• The exercise:
List each line of the data that holds the string "smluvních".

• Data shown:
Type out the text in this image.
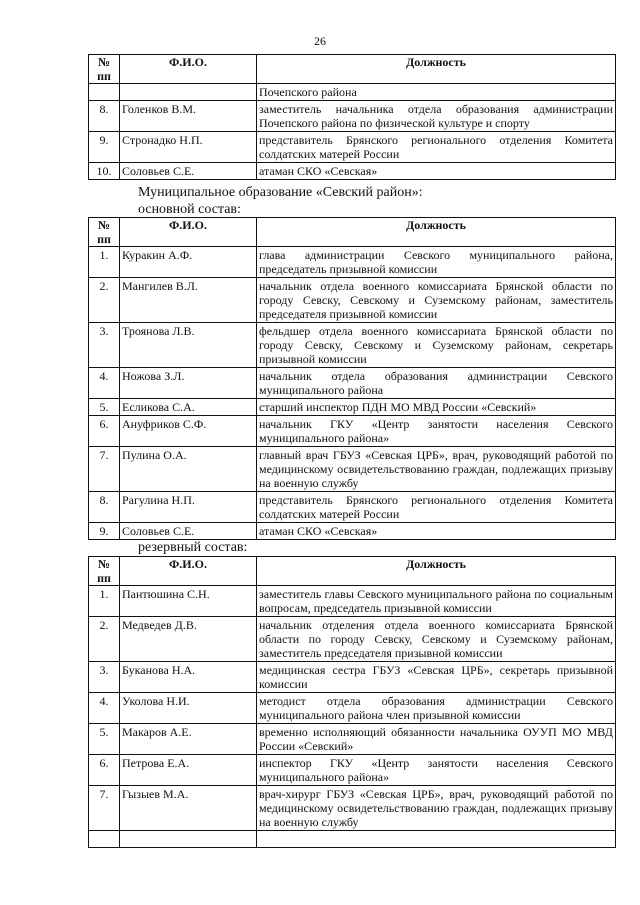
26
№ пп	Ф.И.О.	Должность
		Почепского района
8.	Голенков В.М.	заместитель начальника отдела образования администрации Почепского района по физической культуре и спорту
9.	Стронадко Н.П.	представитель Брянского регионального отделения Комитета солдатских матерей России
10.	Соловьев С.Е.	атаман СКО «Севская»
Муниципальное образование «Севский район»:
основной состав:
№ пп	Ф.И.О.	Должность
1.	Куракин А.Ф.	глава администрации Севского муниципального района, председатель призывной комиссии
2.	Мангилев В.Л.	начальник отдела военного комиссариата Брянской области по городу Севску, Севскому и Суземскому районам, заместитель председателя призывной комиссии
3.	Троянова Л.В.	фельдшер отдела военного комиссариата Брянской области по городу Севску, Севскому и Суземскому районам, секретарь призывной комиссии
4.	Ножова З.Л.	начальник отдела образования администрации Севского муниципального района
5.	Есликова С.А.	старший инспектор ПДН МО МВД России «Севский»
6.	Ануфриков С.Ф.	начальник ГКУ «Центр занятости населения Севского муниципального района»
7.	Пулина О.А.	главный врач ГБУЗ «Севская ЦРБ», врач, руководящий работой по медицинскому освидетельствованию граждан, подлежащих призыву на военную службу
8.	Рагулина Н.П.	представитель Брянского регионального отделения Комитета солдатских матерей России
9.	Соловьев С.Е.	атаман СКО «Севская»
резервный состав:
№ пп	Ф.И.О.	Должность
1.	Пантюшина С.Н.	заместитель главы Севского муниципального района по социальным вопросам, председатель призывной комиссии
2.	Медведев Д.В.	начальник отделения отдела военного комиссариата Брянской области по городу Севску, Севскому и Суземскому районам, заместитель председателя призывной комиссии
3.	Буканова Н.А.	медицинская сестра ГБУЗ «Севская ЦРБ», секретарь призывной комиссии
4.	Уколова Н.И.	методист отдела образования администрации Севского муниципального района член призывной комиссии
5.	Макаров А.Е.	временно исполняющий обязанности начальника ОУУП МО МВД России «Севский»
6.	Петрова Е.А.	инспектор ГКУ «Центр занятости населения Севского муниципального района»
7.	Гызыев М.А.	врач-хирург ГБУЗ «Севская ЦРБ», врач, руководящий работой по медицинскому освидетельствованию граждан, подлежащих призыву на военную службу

...

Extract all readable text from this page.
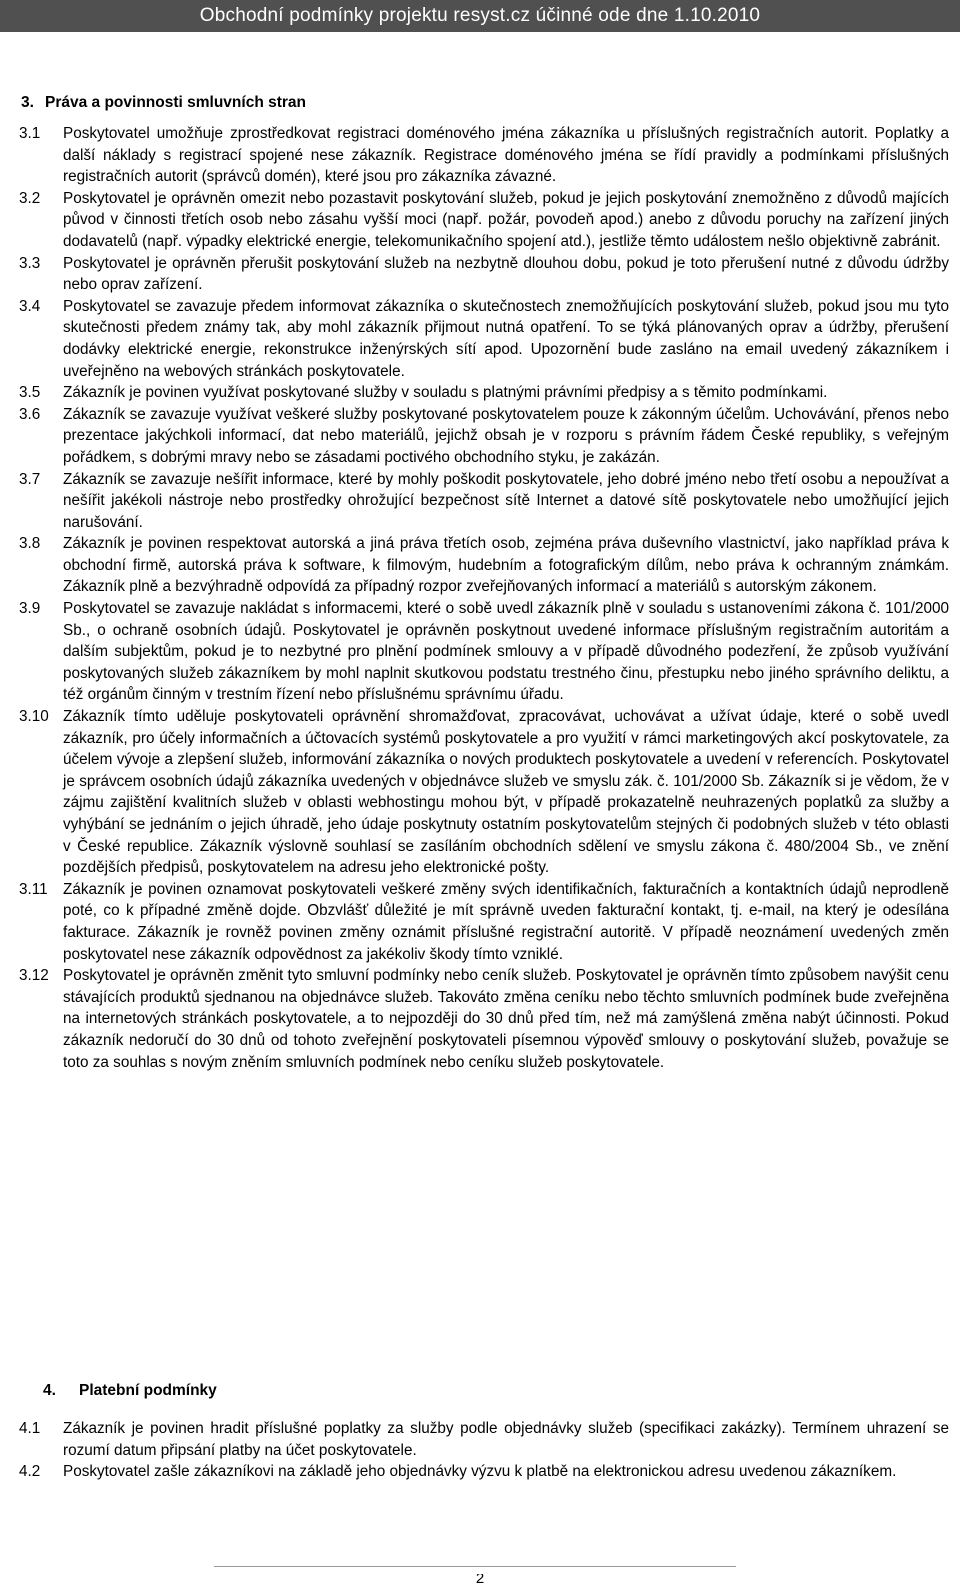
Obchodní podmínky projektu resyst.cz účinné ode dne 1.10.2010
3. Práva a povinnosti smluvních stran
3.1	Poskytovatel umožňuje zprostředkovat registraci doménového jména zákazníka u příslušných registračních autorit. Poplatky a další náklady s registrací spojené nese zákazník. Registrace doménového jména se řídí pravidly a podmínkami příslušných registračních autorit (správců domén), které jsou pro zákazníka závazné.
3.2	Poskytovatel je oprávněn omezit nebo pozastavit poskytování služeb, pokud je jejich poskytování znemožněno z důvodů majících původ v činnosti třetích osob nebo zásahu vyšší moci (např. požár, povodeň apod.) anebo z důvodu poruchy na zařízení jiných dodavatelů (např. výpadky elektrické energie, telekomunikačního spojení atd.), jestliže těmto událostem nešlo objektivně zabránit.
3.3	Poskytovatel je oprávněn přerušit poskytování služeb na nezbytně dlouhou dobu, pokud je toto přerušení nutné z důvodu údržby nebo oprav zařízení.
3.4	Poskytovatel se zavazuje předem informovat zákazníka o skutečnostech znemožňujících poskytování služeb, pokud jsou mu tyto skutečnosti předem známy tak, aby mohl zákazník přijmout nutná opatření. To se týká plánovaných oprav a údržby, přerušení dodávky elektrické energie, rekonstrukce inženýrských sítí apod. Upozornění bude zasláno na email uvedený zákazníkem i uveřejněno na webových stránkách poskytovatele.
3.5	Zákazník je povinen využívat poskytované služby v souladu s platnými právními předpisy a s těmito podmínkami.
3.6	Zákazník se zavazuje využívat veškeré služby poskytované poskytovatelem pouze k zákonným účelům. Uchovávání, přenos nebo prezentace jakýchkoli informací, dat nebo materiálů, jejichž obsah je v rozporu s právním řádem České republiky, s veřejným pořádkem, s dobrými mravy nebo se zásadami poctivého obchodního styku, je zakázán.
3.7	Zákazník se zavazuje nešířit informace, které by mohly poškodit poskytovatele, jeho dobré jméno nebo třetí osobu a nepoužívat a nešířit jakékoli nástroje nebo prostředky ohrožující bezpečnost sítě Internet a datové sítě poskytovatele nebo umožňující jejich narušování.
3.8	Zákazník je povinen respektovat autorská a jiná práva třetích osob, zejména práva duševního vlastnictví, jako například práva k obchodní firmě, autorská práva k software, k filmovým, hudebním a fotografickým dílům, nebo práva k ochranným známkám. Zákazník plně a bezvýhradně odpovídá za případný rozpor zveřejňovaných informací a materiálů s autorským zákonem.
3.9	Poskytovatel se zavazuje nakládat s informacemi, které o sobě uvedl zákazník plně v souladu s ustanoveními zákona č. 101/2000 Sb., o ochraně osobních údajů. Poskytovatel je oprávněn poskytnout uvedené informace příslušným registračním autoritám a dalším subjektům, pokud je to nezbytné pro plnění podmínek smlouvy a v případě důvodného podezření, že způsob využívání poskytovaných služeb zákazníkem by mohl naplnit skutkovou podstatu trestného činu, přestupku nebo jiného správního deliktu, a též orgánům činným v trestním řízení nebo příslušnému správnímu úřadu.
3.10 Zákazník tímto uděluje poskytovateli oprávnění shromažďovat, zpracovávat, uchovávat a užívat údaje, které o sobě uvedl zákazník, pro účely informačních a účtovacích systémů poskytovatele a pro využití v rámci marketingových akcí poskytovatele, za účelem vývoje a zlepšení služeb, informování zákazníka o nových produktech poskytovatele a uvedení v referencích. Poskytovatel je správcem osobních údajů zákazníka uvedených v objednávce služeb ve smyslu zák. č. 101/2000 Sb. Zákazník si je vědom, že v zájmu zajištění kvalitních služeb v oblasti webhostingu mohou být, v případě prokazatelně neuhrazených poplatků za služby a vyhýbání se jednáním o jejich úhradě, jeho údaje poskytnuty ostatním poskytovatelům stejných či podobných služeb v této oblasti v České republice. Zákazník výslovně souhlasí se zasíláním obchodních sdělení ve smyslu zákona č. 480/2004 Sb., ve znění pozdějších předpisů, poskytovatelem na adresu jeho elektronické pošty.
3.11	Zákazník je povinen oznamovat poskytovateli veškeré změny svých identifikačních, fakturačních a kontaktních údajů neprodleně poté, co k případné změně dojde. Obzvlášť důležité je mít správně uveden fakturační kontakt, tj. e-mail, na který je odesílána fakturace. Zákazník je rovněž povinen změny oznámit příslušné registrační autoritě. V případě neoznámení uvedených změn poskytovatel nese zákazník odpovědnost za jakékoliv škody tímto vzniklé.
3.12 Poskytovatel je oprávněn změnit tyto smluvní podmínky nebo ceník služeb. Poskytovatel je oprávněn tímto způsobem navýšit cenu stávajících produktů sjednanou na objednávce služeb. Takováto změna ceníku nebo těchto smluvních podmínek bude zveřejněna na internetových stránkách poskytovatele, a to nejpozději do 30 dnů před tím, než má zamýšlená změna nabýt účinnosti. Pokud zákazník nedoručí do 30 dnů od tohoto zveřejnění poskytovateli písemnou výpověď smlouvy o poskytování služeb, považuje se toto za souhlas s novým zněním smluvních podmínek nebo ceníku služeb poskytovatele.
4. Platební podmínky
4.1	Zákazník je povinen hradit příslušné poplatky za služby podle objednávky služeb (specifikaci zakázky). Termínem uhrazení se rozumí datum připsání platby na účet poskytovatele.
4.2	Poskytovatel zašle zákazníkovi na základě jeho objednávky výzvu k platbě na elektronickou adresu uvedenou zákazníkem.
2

• Worked solution:
3. Práva a povinnosti smluvních stran
3.12 Poskytovatel je oprávněn změnit tyto smluvní podmínky nebo ceník služeb. Poskytovatel je oprávněn tímto způsobem navýšit cenu stávajících produktů sjednanou na objednávce služeb. Takováto změna ceníku nebo těchto smluvních podmínek bude zveřejněna na internetových stránkách poskytovatele, a to nejpozději do 30 dnů před tím, než má zamýšlená změna nabýt účinnosti. Pokud zákazník nedoručí do 30 dnů od tohoto zveřejnění poskytovateli písemnou výpověď smlouvy o poskytování služeb, považuje se toto za souhlas s novým zněním smluvních podmínek nebo ceníku služeb poskytovatele.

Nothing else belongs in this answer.